Supplied data below:
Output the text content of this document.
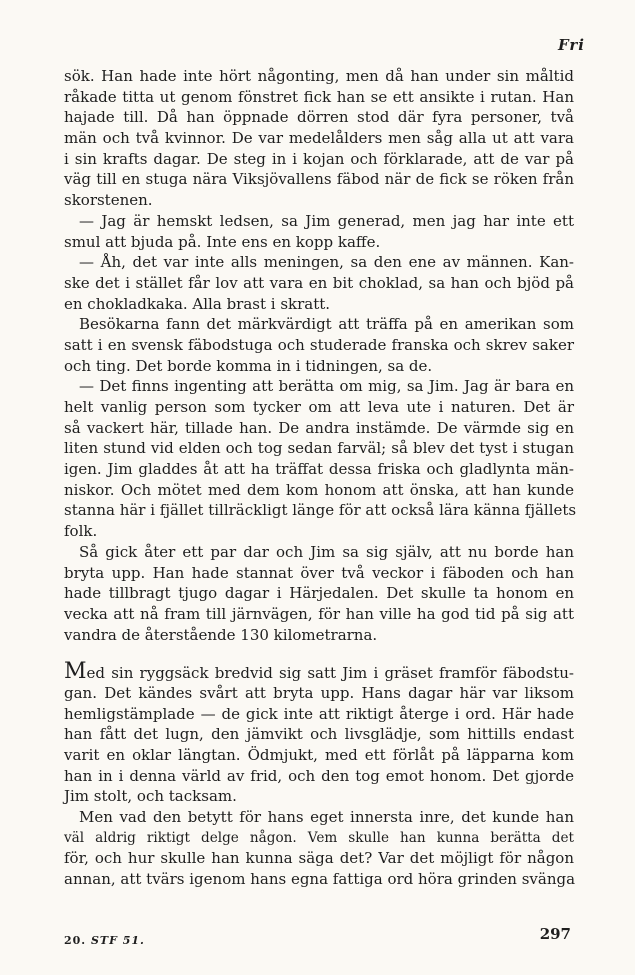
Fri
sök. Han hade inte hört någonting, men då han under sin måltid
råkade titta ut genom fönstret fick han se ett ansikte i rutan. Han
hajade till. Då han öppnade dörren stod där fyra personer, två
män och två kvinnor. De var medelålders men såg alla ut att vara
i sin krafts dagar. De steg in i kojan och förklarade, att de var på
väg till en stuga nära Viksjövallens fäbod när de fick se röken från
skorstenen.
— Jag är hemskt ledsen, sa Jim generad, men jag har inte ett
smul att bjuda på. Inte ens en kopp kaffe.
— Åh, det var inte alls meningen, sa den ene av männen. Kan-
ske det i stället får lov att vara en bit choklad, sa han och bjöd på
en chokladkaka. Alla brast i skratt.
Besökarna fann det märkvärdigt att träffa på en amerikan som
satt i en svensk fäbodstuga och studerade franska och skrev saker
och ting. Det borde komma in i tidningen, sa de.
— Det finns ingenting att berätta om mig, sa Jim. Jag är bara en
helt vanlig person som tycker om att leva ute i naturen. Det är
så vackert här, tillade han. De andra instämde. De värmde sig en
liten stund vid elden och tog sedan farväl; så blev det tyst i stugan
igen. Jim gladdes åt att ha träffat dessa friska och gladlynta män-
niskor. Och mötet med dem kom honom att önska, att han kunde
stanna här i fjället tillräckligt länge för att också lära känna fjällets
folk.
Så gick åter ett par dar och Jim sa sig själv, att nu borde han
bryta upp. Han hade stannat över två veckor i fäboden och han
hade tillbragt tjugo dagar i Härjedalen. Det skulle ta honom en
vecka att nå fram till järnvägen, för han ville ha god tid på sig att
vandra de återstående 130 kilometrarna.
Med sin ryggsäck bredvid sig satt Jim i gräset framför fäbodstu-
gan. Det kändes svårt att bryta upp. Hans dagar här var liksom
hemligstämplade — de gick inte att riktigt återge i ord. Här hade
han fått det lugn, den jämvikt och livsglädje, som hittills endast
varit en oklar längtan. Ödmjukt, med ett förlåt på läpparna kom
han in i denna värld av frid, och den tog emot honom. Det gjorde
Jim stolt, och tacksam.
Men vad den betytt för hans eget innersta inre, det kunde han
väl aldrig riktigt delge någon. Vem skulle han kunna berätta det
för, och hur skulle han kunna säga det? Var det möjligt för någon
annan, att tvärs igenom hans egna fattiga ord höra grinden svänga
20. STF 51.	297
End of Supplied data.
→ **Your assignment**
Could you retype every record above exactly, leaving the pictures out?

→ **Written answer**
Output the text content of this document.
Fri
sök. Han hade inte hört någonting, men då han under sin måltid
råkade titta ut genom fönstret fick han se ett ansikte i rutan. Han
hajade till. Då han öppnade dörren stod där fyra personer, två
män och två kvinnor. De var medelålders men såg alla ut att vara
i sin krafts dagar. De steg in i kojan och förklarade, att de var på
väg till en stuga nära Viksjövallens fäbod när de fick se röken från
skorstenen.
— Jag är hemskt ledsen, sa Jim generad, men jag har inte ett
smul att bjuda på. Inte ens en kopp kaffe.
— Åh, det var inte alls meningen, sa den ene av männen. Kan-
ske det i stället får lov att vara en bit choklad, sa han och bjöd på
en chokladkaka. Alla brast i skratt.
Besökarna fann det märkvärdigt att träffa på en amerikan som
satt i en svensk fäbodstuga och studerade franska och skrev saker
och ting. Det borde komma in i tidningen, sa de.
— Det finns ingenting att berätta om mig, sa Jim. Jag är bara en
helt vanlig person som tycker om att leva ute i naturen. Det är
så vackert här, tillade han. De andra instämde. De värmde sig en
liten stund vid elden och tog sedan farväl; så blev det tyst i stugan
igen. Jim gladdes åt att ha träffat dessa friska och gladlynta män-
niskor. Och mötet med dem kom honom att önska, att han kunde
stanna här i fjället tillräckligt länge för att också lära känna fjällets
folk.
Så gick åter ett par dar och Jim sa sig själv, att nu borde han
bryta upp. Han hade stannat över två veckor i fäboden och han
hade tillbragt tjugo dagar i Härjedalen. Det skulle ta honom en
vecka att nå fram till järnvägen, för han ville ha god tid på sig att
vandra de återstående 130 kilometrarna.
Med sin ryggsäck bredvid sig satt Jim i gräset framför fäbodstu-
gan. Det kändes svårt att bryta upp. Hans dagar här var liksom
hemligstämplade — de gick inte att riktigt återge i ord. Här hade
han fått det lugn, den jämvikt och livsglädje, som hittills endast
varit en oklar längtan. Ödmjukt, med ett förlåt på läpparna kom
han in i denna värld av frid, och den tog emot honom. Det gjorde
Jim stolt, och tacksam.
Men vad den betytt för hans eget innersta inre, det kunde han
väl aldrig riktigt delge någon. Vem skulle han kunna berätta det
för, och hur skulle han kunna säga det? Var det möjligt för någon
annan, att tvärs igenom hans egna fattiga ord höra grinden svänga
20. STF 51.	297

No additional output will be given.